Problem requirements.
Every entry must be given again exactly.

— START Material for this task —

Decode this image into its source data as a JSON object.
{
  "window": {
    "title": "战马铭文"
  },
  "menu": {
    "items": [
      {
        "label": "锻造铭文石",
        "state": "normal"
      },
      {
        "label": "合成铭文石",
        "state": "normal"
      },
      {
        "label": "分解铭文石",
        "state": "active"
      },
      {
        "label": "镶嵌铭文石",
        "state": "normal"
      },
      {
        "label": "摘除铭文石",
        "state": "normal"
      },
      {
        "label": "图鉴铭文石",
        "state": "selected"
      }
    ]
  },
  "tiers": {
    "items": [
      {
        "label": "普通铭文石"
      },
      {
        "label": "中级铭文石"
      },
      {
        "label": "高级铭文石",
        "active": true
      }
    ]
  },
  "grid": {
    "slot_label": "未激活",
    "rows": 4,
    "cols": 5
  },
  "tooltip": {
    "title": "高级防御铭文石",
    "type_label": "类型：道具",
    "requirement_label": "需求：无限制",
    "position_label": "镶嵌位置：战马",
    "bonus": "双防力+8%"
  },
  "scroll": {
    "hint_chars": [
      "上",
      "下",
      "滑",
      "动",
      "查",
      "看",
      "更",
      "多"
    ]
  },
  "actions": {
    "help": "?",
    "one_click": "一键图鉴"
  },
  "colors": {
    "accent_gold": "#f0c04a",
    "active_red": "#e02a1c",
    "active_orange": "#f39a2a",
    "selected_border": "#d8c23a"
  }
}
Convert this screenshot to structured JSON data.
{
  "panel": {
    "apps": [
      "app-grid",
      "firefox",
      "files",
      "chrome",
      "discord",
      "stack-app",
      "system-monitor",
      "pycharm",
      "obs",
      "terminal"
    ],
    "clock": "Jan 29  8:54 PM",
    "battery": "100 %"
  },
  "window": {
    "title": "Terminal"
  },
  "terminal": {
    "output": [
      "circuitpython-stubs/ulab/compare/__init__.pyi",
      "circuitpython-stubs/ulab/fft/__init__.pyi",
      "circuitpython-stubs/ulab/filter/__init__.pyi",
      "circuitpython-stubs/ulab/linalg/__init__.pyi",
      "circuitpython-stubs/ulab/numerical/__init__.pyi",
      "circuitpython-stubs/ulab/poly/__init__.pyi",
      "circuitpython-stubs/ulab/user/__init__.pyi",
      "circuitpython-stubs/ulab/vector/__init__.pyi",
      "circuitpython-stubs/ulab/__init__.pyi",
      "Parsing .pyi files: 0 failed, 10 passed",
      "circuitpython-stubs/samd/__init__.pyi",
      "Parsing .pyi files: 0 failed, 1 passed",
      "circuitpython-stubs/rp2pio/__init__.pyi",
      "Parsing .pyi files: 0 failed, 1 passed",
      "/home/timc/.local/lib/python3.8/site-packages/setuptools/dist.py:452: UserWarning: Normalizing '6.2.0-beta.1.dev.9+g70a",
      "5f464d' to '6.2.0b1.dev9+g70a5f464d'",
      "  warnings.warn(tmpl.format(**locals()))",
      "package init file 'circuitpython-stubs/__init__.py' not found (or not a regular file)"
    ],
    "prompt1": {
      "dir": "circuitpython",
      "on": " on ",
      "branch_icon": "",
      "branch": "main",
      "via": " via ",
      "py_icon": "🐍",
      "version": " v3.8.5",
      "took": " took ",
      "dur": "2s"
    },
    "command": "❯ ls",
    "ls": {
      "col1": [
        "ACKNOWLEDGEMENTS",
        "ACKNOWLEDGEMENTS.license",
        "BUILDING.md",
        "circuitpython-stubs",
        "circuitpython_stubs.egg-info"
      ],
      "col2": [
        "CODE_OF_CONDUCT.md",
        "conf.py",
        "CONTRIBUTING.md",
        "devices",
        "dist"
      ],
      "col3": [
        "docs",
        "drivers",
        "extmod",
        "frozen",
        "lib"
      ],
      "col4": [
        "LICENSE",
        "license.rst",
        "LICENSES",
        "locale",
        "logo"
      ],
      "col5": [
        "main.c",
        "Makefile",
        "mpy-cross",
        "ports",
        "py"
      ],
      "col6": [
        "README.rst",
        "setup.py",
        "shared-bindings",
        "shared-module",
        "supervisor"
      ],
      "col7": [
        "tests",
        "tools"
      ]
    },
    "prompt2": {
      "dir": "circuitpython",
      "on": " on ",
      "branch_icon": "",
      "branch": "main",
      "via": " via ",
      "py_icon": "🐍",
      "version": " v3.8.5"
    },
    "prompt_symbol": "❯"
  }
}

— END Material for this task —

Full response.
Decode this image into its source data as a JSON object.
{
  "window": {
    "title": "战马铭文"
  },
  "menu": {
    "items": [
      {
        "label": "锻造铭文石",
        "state": "normal"
      },
      {
        "label": "合成铭文石",
        "state": "normal"
      },
      {
        "label": "分解铭文石",
        "state": "active"
      },
      {
        "label": "镶嵌铭文石",
        "state": "normal"
      },
      {
        "label": "摘除铭文石",
        "state": "normal"
      },
      {
        "label": "图鉴铭文石",
        "state": "selected"
      }
    ]
  },
  "tiers": {
    "items": [
      {
        "label": "普通铭文石"
      },
      {
        "label": "中级铭文石"
      },
      {
        "label": "高级铭文石",
        "active": true
      }
    ]
  },
  "grid": {
    "slot_label": "未激活",
    "rows": 4,
    "cols": 5
  },
  "tooltip": {
    "title": "高级防御铭文石",
    "type_label": "类型：道具",
    "requirement_label": "需求：无限制",
    "position_label": "镶嵌位置：战马",
    "bonus": "双防力+8%"
  },
  "scroll": {
    "hint_chars": [
      "上",
      "下",
      "滑",
      "动",
      "查",
      "看",
      "更",
      "多"
    ]
  },
  "actions": {
    "help": "?",
    "one_click": "一键图鉴"
  },
  "colors": {
    "accent_gold": "#f0c04a",
    "active_red": "#e02a1c",
    "active_orange": "#f39a2a",
    "selected_border": "#d8c23a"
  }
}
Convert this screenshot to structured JSON data.
{
  "panel": {
    "apps": [
      "app-grid",
      "firefox",
      "files",
      "chrome",
      "discord",
      "stack-app",
      "system-monitor",
      "pycharm",
      "obs",
      "terminal"
    ],
    "clock": "Jan 29  8:54 PM",
    "battery": "100 %"
  },
  "window": {
    "title": "Terminal"
  },
  "terminal": {
    "output": [
      "circuitpython-stubs/ulab/compare/__init__.pyi",
      "circuitpython-stubs/ulab/fft/__init__.pyi",
      "circuitpython-stubs/ulab/filter/__init__.pyi",
      "circuitpython-stubs/ulab/linalg/__init__.pyi",
      "circuitpython-stubs/ulab/numerical/__init__.pyi",
      "circuitpython-stubs/ulab/poly/__init__.pyi",
      "circuitpython-stubs/ulab/user/__init__.pyi",
      "circuitpython-stubs/ulab/vector/__init__.pyi",
      "circuitpython-stubs/ulab/__init__.pyi",
      "Parsing .pyi files: 0 failed, 10 passed",
      "circuitpython-stubs/samd/__init__.pyi",
      "Parsing .pyi files: 0 failed, 1 passed",
      "circuitpython-stubs/rp2pio/__init__.pyi",
      "Parsing .pyi files: 0 failed, 1 passed",
      "/home/timc/.local/lib/python3.8/site-packages/setuptools/dist.py:452: UserWarning: Normalizing '6.2.0-beta.1.dev.9+g70a",
      "5f464d' to '6.2.0b1.dev9+g70a5f464d'",
      "  warnings.warn(tmpl.format(**locals()))",
      "package init file 'circuitpython-stubs/__init__.py' not found (or not a regular file)"
    ],
    "prompt1": {
      "dir": "circuitpython",
      "on": " on ",
      "branch_icon": "",
      "branch": "main",
      "via": " via ",
      "py_icon": "🐍",
      "version": " v3.8.5",
      "took": " took ",
      "dur": "2s"
    },
    "command": "❯ ls",
    "ls": {
      "col1": [
        "ACKNOWLEDGEMENTS",
        "ACKNOWLEDGEMENTS.license",
        "BUILDING.md",
        "circuitpython-stubs",
        "circuitpython_stubs.egg-info"
      ],
      "col2": [
        "CODE_OF_CONDUCT.md",
        "conf.py",
        "CONTRIBUTING.md",
        "devices",
        "dist"
      ],
      "col3": [
        "docs",
        "drivers",
        "extmod",
        "frozen",
        "lib"
      ],
      "col4": [
        "LICENSE",
        "license.rst",
        "LICENSES",
        "locale",
        "logo"
      ],
      "col5": [
        "main.c",
        "Makefile",
        "mpy-cross",
        "ports",
        "py"
      ],
      "col6": [
        "README.rst",
        "setup.py",
        "shared-bindings",
        "shared-module",
        "supervisor"
      ],
      "col7": [
        "tests",
        "tools"
      ]
    },
    "prompt2": {
      "dir": "circuitpython",
      "on": " on ",
      "branch_icon": "",
      "branch": "main",
      "via": " via ",
      "py_icon": "🐍",
      "version": " v3.8.5"
    },
    "prompt_symbol": "❯"
  }
}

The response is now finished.